■ Aim ■
Look through the data below. Show each line where the string "close" occurs.

Saved entries
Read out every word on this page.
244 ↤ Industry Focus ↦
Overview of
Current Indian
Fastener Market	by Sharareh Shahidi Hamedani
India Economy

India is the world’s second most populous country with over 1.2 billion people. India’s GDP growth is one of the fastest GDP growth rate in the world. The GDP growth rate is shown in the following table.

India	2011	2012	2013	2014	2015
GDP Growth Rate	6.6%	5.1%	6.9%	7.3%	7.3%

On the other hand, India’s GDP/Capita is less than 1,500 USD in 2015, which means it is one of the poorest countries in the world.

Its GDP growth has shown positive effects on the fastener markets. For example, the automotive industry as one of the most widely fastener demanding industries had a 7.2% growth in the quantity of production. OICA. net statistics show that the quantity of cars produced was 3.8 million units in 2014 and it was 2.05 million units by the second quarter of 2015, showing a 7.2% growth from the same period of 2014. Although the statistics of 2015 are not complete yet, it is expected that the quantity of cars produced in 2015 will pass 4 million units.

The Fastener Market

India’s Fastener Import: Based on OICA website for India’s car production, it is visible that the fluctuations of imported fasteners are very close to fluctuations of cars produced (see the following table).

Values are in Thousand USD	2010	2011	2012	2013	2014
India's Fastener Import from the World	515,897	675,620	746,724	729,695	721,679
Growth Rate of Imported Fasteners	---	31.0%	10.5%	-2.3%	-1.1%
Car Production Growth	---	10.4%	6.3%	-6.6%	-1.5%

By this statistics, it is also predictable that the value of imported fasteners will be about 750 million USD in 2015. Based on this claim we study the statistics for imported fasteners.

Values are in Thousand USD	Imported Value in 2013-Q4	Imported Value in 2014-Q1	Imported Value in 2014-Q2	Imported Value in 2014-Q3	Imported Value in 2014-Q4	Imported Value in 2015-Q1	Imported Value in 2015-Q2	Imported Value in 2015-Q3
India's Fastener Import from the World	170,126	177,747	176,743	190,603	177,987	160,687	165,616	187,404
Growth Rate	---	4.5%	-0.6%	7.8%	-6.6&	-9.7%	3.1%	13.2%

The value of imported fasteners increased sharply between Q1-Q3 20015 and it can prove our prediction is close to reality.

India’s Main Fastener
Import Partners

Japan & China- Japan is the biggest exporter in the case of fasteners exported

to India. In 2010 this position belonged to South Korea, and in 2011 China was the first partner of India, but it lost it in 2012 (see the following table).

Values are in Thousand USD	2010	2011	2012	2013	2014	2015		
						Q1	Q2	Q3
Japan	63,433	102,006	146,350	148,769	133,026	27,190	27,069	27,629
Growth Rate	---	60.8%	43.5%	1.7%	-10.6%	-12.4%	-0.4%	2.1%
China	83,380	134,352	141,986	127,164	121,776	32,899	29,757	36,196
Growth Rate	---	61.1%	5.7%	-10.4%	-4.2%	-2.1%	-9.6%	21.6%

■ Correct result ■
India’s Fastener Import: Based on OICA website for India’s car production, it is visible that the fluctuations of imported fasteners are very close to fluctuations of cars produced (see the following table).
The value of imported fasteners increased sharply between Q1-Q3 20015 and it can prove our prediction is close to reality.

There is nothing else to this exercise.